*EJERCICIOS*:
**a.** Anota todos los nombres de lugares que aparecen en el texto sobre Manolete.
**b.** Contesta estas preguntas con lo que dice el texto sobre Manolete:
(i) ¿Con qué dos toreros torea en Los Tejares en mayo del 36?
(ii) ¿Qué le corta al astado de García Pedrajas en junio?
(iii) Al estallar la guerra, ¿a qué queda reducida aquella posible campaña?

*TEXTO*:
▼

Manolete no se desanima: aprende y perfecciona, y en mayo del 36 comienza a recoger sus frutos en el festejo que torea en Los Tejares con Jaime Pericás y Pascual Márquez, el cual le vale su inclusión en la novillada ferial de la Virgen de la Salud. En el mes de junio, remacharía el triunfo ante sus paisanos, cortándole las orejas y el rabo a un astado de García Pedrajas. Esta salida en hombros y los dos éxitos anteriores constituyen la mejor propaganda para el torero de La Lagunilla y, a su reclamo, comienzan a llamarlo de otras plazas de Andalucía. Pero, estalla la guerra y se produce la movilización, y aquella posible campaña queda reducida a intervenir en los escasos festivales patrióticos que por entonces se celebran.

▲

*REGISTROS SELECCIONADOS*:
▼

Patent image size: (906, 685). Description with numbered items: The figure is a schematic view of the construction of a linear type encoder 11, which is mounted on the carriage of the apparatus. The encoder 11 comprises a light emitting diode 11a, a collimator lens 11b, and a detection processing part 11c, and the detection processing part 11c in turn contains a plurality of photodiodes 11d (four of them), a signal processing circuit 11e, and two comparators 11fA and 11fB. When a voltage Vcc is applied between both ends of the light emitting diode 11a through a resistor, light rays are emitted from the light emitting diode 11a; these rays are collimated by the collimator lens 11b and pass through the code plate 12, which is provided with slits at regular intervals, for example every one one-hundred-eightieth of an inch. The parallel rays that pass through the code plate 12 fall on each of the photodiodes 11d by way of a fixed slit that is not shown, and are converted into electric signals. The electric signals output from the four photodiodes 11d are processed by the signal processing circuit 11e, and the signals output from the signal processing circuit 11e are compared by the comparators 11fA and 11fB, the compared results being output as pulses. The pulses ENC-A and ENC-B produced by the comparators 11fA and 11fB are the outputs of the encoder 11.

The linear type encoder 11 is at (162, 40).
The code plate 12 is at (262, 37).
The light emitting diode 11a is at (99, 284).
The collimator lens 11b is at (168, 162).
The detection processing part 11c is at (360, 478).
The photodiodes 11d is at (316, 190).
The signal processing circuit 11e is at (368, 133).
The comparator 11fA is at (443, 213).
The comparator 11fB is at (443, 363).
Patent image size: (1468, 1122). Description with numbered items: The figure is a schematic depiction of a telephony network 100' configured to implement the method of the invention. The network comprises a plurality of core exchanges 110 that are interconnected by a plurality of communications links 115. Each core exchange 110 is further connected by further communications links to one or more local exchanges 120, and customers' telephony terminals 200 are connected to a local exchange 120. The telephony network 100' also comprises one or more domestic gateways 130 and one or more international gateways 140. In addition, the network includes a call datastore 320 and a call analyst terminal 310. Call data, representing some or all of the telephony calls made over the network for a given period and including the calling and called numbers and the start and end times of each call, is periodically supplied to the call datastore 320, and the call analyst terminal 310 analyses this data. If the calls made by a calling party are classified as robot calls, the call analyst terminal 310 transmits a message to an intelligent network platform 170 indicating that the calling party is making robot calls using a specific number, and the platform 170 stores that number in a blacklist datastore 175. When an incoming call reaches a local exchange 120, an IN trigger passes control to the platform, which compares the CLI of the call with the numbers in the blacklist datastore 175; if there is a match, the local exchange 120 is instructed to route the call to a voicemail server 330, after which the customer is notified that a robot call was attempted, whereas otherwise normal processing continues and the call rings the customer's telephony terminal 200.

▲
▼

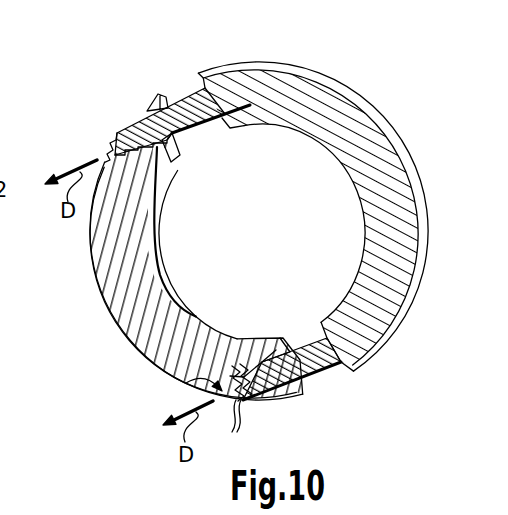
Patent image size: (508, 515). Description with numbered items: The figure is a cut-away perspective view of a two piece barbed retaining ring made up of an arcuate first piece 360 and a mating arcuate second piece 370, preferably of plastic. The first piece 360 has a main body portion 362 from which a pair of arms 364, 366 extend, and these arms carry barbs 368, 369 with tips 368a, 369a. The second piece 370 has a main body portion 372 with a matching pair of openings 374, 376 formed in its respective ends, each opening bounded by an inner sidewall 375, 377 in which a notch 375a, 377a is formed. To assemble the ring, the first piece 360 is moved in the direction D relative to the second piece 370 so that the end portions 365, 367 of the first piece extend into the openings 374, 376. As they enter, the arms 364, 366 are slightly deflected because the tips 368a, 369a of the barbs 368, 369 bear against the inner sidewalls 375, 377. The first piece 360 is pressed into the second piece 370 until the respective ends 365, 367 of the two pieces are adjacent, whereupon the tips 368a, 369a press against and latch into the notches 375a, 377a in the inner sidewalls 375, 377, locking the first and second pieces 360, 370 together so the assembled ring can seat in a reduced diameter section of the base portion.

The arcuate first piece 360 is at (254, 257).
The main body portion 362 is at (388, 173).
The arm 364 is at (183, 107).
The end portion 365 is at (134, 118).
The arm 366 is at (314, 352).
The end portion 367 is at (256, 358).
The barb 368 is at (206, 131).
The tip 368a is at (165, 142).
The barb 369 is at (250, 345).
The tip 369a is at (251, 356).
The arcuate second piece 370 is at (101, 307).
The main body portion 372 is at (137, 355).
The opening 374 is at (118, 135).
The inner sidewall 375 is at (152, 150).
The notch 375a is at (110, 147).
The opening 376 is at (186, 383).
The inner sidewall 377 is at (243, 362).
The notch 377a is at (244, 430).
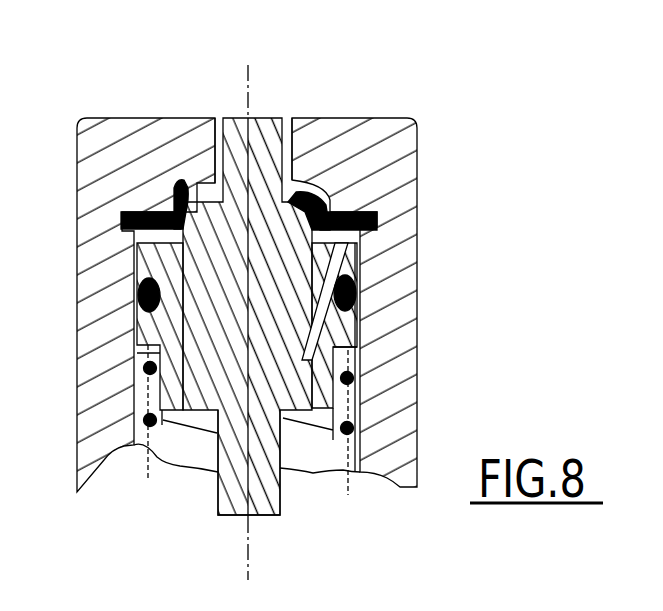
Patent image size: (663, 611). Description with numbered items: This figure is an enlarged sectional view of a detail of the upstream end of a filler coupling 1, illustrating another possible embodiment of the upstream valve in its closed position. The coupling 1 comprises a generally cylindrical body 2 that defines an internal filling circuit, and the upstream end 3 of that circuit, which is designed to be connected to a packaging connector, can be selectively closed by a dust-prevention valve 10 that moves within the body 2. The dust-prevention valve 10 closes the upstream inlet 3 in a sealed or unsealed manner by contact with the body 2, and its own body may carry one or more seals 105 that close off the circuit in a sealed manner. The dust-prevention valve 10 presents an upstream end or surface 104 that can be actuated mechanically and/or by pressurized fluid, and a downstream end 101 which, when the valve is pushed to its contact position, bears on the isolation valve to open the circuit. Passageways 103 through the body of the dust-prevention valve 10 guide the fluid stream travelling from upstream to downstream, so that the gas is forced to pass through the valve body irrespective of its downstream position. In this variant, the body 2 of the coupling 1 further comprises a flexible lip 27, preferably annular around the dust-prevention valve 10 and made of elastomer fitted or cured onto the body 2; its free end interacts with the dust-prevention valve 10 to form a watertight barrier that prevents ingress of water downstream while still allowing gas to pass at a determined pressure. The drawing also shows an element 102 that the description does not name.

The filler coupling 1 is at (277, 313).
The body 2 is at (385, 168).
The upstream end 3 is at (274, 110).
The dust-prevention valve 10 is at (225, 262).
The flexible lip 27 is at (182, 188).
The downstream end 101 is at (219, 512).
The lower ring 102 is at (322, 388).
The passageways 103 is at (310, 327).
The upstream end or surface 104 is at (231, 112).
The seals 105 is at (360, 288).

▲
▼

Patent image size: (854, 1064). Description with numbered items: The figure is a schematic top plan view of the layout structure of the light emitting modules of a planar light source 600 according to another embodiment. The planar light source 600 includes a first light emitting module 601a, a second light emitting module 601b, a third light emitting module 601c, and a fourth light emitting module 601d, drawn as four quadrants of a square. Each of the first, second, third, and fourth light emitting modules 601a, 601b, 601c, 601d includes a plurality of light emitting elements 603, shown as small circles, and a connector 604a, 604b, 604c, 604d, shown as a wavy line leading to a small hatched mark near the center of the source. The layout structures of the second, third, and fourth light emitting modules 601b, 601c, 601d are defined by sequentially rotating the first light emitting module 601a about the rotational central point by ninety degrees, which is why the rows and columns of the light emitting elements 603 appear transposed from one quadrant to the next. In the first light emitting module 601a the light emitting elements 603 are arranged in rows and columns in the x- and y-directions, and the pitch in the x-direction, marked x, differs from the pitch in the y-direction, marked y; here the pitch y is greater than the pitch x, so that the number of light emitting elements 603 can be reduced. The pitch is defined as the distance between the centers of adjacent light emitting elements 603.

▲

*RESPUESTAS*:
**a.** Los Tejares, La Lagunilla, Andalucía

**b.**
(i) Con Jaime Pericás y Pascual Márquez.
(ii) Las orejas y el rabo.
(iii) A intervenir en los escasos festivales patrióticos que por entonces se celebran.